-- Exercise instructions --
Print the entries that appear below, exactly as written and without their pictures.

-- Provided information --
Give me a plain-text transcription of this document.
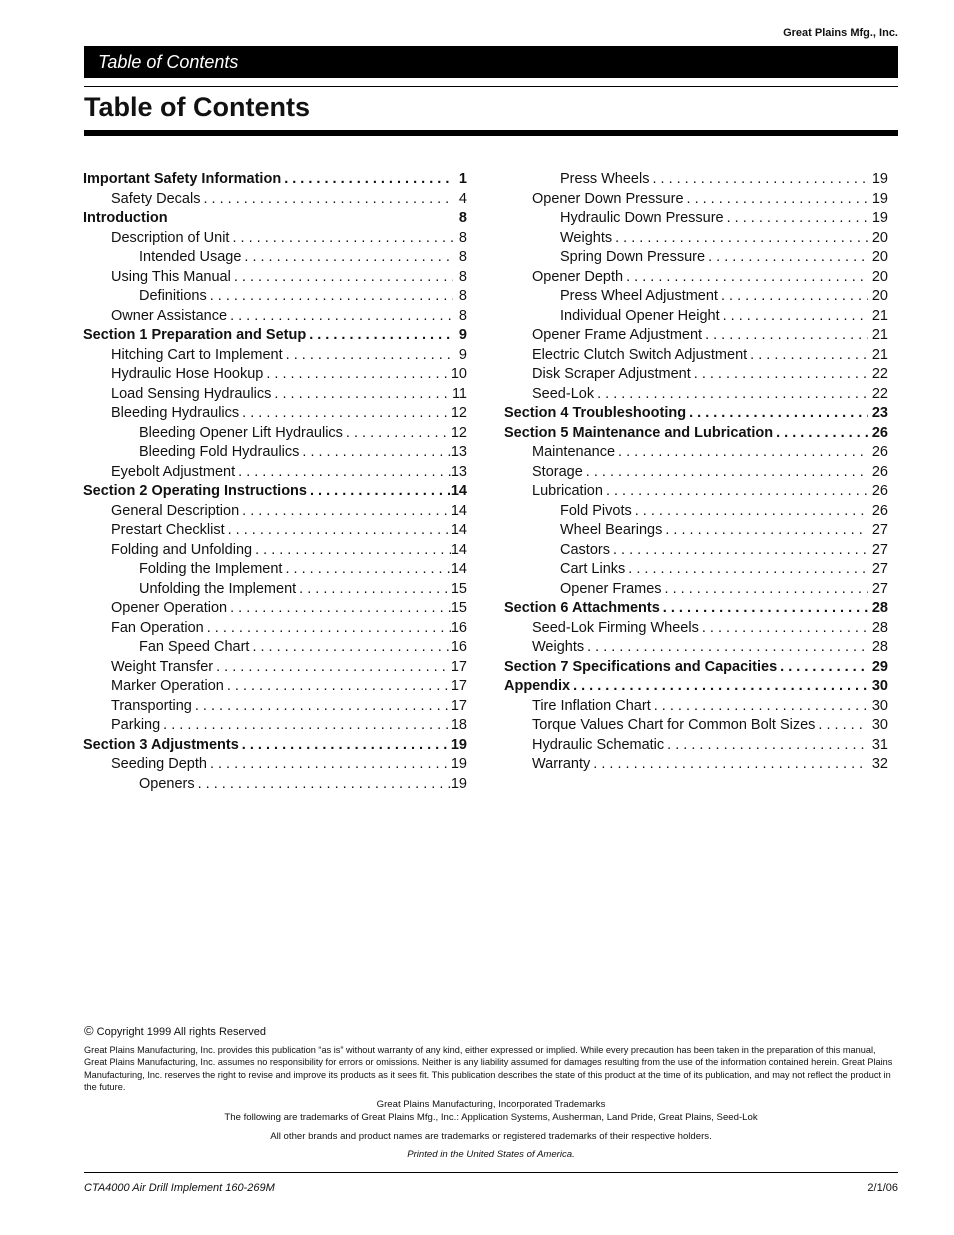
Great Plains Mfg., Inc.
Table of Contents
Table of Contents
Important Safety Information . . .	1
Safety Decals . . .	4
Introduction	8
Description of Unit . . .	8
Intended Usage . . .	8
Using This Manual . . .	8
Definitions . . .	8
Owner Assistance . . .	8
Section 1 Preparation and Setup . . .	9
Hitching Cart to Implement . . .	9
Hydraulic Hose Hookup . . .	10
Load Sensing Hydraulics . . .	11
Bleeding Hydraulics . . .	12
Bleeding Opener Lift Hydraulics . . .	12
Bleeding Fold Hydraulics . . .	13
Eyebolt Adjustment . . .	13
Section 2 Operating Instructions . . .	14
General Description . . .	14
Prestart Checklist . . .	14
Folding and Unfolding . . .	14
Folding the Implement . . .	14
Unfolding the Implement . . .	15
Opener Operation . . .	15
Fan Operation . . .	16
Fan Speed Chart . . .	16
Weight Transfer . . .	17
Marker Operation . . .	17
Transporting . . .	17
Parking . . .	18
Section 3 Adjustments . . .	19
Seeding Depth . . .	19
Openers . . .	19
Press Wheels . . .	19
Opener Down Pressure . . .	19
Hydraulic Down Pressure . . .	19
Weights . . .	20
Spring Down Pressure . . .	20
Opener Depth . . .	20
Press Wheel Adjustment . . .	20
Individual Opener Height . . .	21
Opener Frame Adjustment . . .	21
Electric Clutch Switch Adjustment . . .	21
Disk Scraper Adjustment . . .	22
Seed-Lok . . .	22
Section 4 Troubleshooting . . .	23
Section 5 Maintenance and Lubrication . . .	26
Maintenance . . .	26
Storage . . .	26
Lubrication . . .	26
Fold Pivots . . .	26
Wheel Bearings . . .	27
Castors . . .	27
Cart Links . . .	27
Opener Frames . . .	27
Section 6 Attachments . . .	28
Seed-Lok Firming Wheels . . .	28
Weights . . .	28
Section 7 Specifications and Capacities . . .	29
Appendix . . .	30
Tire Inflation Chart . . .	30
Torque Values Chart for Common Bolt Sizes . . .	30
Hydraulic Schematic . . .	31
Warranty . . .	32
© Copyright 1999 All rights Reserved
Great Plains Manufacturing, Inc. provides this publication “as is” without warranty of any kind, either expressed or implied. While every precaution has been taken in the preparation of this manual, Great Plains Manufacturing, Inc. assumes no responsibility for errors or omissions. Neither is any liability assumed for damages resulting from the use of the information contained herein. Great Plains Manufacturing, Inc. reserves the right to revise and improve its products as it sees fit. This publication describes the state of this product at the time of its publication, and may not reflect the product in the future.
Great Plains Manufacturing, Incorporated Trademarks
The following are trademarks of Great Plains Mfg., Inc.: Application Systems, Ausherman, Land Pride, Great Plains, Seed-Lok
All other brands and product names are trademarks or registered trademarks of their respective holders.
Printed in the United States of America.
CTA4000 Air Drill Implement 160-269M	2/1/06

-- Correct answer --
Give me a plain-text transcription of this document.
Great Plains Mfg., Inc.
Table of Contents
Table of Contents
Important Safety Information . . .	1
Safety Decals . . .	4
Introduction	8
Description of Unit . . .	8
Intended Usage . . .	8
Using This Manual . . .	8
Definitions . . .	8
Owner Assistance . . .	8
Section 1 Preparation and Setup . . .	9
Hitching Cart to Implement . . .	9
Hydraulic Hose Hookup . . .	10
Load Sensing Hydraulics . . .	11
Bleeding Hydraulics . . .	12
Bleeding Opener Lift Hydraulics . . .	12
Bleeding Fold Hydraulics . . .	13
Eyebolt Adjustment . . .	13
Section 2 Operating Instructions . . .	14
General Description . . .	14
Prestart Checklist . . .	14
Folding and Unfolding . . .	14
Folding the Implement . . .	14
Unfolding the Implement . . .	15
Opener Operation . . .	15
Fan Operation . . .	16
Fan Speed Chart . . .	16
Weight Transfer . . .	17
Marker Operation . . .	17
Transporting . . .	17
Parking . . .	18
Section 3 Adjustments . . .	19
Seeding Depth . . .	19
Openers . . .	19
Press Wheels . . .	19
Opener Down Pressure . . .	19
Hydraulic Down Pressure . . .	19
Weights . . .	20
Spring Down Pressure . . .	20
Opener Depth . . .	20
Press Wheel Adjustment . . .	20
Individual Opener Height . . .	21
Opener Frame Adjustment . . .	21
Electric Clutch Switch Adjustment . . .	21
Disk Scraper Adjustment . . .	22
Seed-Lok . . .	22
Section 4 Troubleshooting . . .	23
Section 5 Maintenance and Lubrication . . .	26
Maintenance . . .	26
Storage . . .	26
Lubrication . . .	26
Fold Pivots . . .	26
Wheel Bearings . . .	27
Castors . . .	27
Cart Links . . .	27
Opener Frames . . .	27
Section 6 Attachments . . .	28
Seed-Lok Firming Wheels . . .	28
Weights . . .	28
Section 7 Specifications and Capacities . . .	29
Appendix . . .	30
Tire Inflation Chart . . .	30
Torque Values Chart for Common Bolt Sizes . . .	30
Hydraulic Schematic . . .	31
Warranty . . .	32
© Copyright 1999 All rights Reserved
Great Plains Manufacturing, Inc. provides this publication “as is” without warranty of any kind, either expressed or implied. While every precaution has been taken in the preparation of this manual, Great Plains Manufacturing, Inc. assumes no responsibility for errors or omissions. Neither is any liability assumed for damages resulting from the use of the information contained herein. Great Plains Manufacturing, Inc. reserves the right to revise and improve its products as it sees fit. This publication describes the state of this product at the time of its publication, and may not reflect the product in the future.
Great Plains Manufacturing, Incorporated Trademarks
The following are trademarks of Great Plains Mfg., Inc.: Application Systems, Ausherman, Land Pride, Great Plains, Seed-Lok
All other brands and product names are trademarks or registered trademarks of their respective holders.
Printed in the United States of America.
CTA4000 Air Drill Implement 160-269M	2/1/06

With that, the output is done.